[begin MATERIAL]
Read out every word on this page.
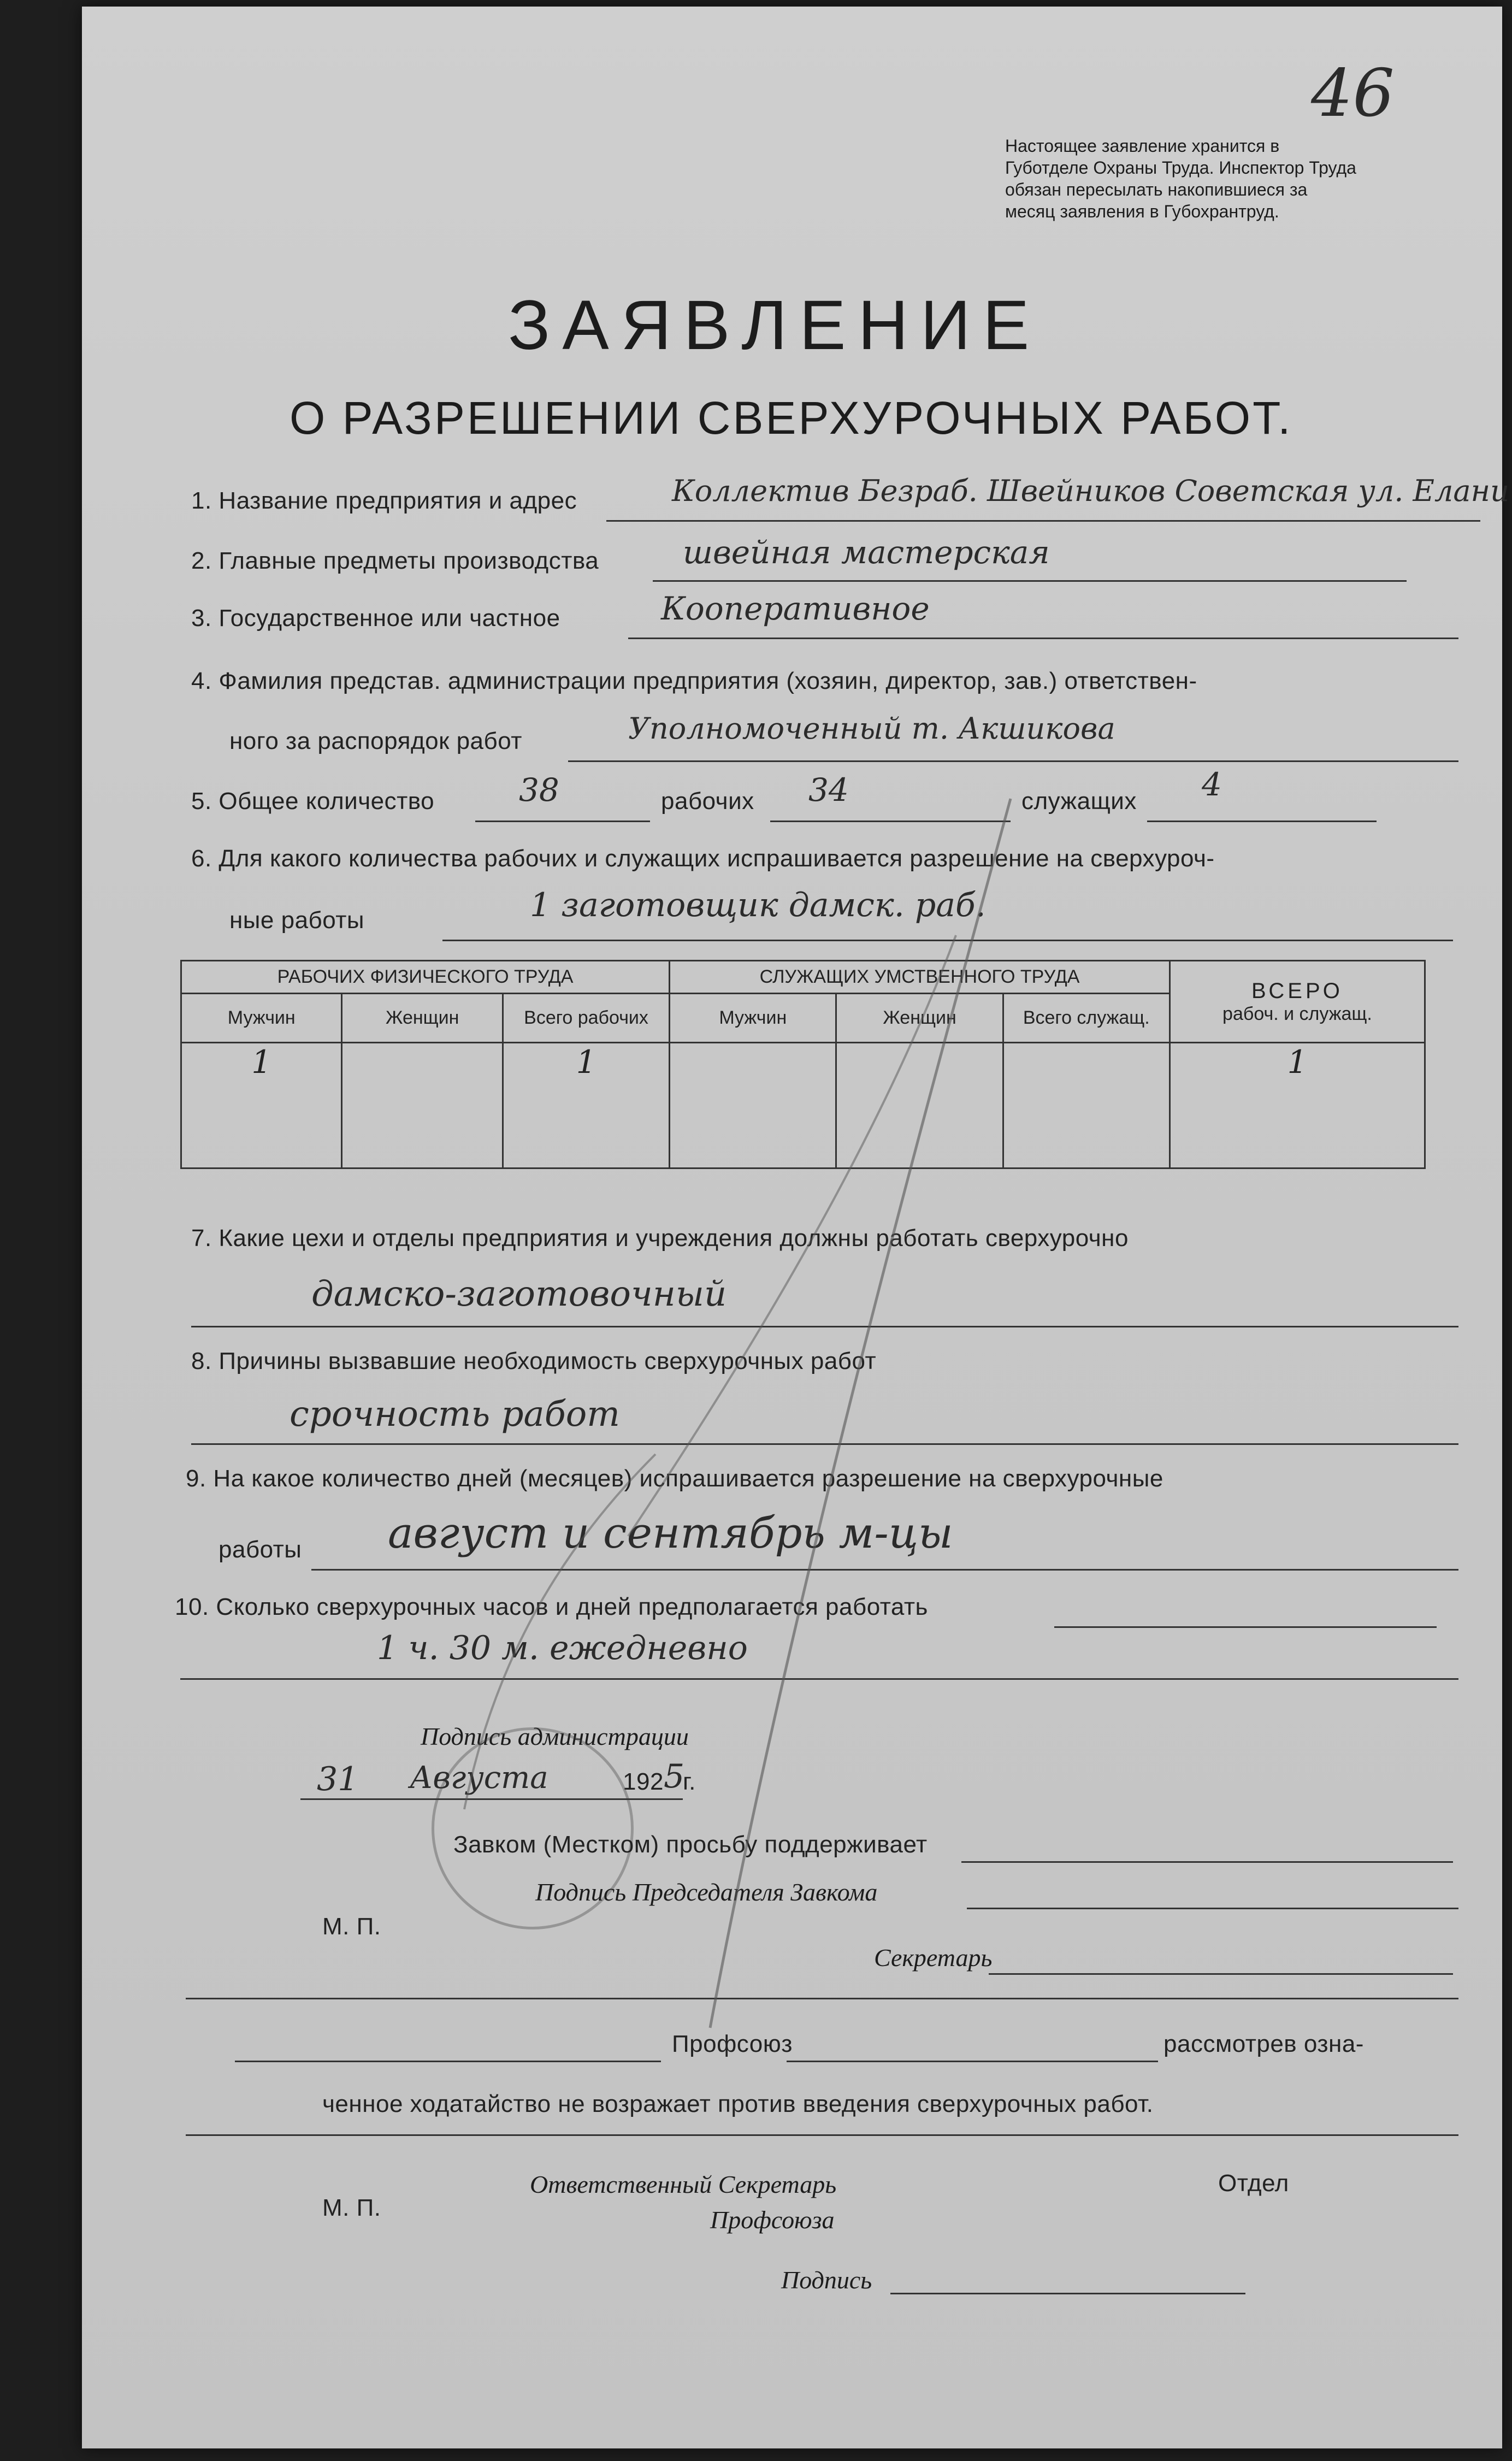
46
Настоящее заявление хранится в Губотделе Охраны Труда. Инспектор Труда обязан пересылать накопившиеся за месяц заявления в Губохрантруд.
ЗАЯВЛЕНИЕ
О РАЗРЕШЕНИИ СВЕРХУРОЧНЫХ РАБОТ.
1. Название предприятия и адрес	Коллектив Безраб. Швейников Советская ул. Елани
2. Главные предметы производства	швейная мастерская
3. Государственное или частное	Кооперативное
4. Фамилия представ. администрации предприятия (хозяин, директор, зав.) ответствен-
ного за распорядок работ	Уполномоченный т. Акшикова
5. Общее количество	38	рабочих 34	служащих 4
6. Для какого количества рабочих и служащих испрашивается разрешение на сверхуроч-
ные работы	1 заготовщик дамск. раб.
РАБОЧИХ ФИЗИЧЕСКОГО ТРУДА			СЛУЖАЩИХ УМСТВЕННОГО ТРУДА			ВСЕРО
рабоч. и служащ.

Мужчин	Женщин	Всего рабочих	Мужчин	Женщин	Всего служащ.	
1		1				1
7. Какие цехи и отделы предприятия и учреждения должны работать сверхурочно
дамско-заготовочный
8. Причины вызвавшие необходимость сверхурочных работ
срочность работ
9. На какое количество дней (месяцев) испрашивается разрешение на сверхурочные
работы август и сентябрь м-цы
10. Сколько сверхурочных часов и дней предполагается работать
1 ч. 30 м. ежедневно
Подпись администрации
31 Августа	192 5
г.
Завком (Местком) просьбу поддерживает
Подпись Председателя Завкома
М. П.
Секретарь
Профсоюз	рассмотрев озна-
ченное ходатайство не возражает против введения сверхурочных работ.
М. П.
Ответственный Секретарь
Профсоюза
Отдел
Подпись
[end MATERIAL]
#### [WHAT YOU ARE ASKED TO DO]
Leave the pictures out, and print every line of the listing exactly as written.

#### [RESULT OF THIS TASK]
Read out every word on this page.
46
Настоящее заявление хранится в Губотделе Охраны Труда. Инспектор Труда обязан пересылать накопившиеся за месяц заявления в Губохрантруд.
ЗАЯВЛЕНИЕ
О РАЗРЕШЕНИИ СВЕРХУРОЧНЫХ РАБОТ.
1. Название предприятия и адрес	Коллектив Безраб. Швейников Советская ул. Елани
2. Главные предметы производства	швейная мастерская
3. Государственное или частное	Кооперативное
4. Фамилия представ. администрации предприятия (хозяин, директор, зав.) ответствен-
ного за распорядок работ	Уполномоченный т. Акшикова
5. Общее количество	38	рабочих 34	служащих 4
6. Для какого количества рабочих и служащих испрашивается разрешение на сверхуроч-
ные работы	1 заготовщик дамск. раб.
РАБОЧИХ ФИЗИЧЕСКОГО ТРУДА			СЛУЖАЩИХ УМСТВЕННОГО ТРУДА			ВСЕРО
рабоч. и служащ.

Мужчин	Женщин	Всего рабочих	Мужчин	Женщин	Всего служащ.	
1		1				1
7. Какие цехи и отделы предприятия и учреждения должны работать сверхурочно
дамско-заготовочный
8. Причины вызвавшие необходимость сверхурочных работ
срочность работ
9. На какое количество дней (месяцев) испрашивается разрешение на сверхурочные
работы август и сентябрь м-цы
10. Сколько сверхурочных часов и дней предполагается работать
1 ч. 30 м. ежедневно
Подпись администрации
31 Августа	192 5
г.
Завком (Местком) просьбу поддерживает
Подпись Председателя Завкома
М. П.
Секретарь
Профсоюз	рассмотрев озна-
ченное ходатайство не возражает против введения сверхурочных работ.
М. П.
Ответственный Секретарь
Профсоюза
Отдел
Подпись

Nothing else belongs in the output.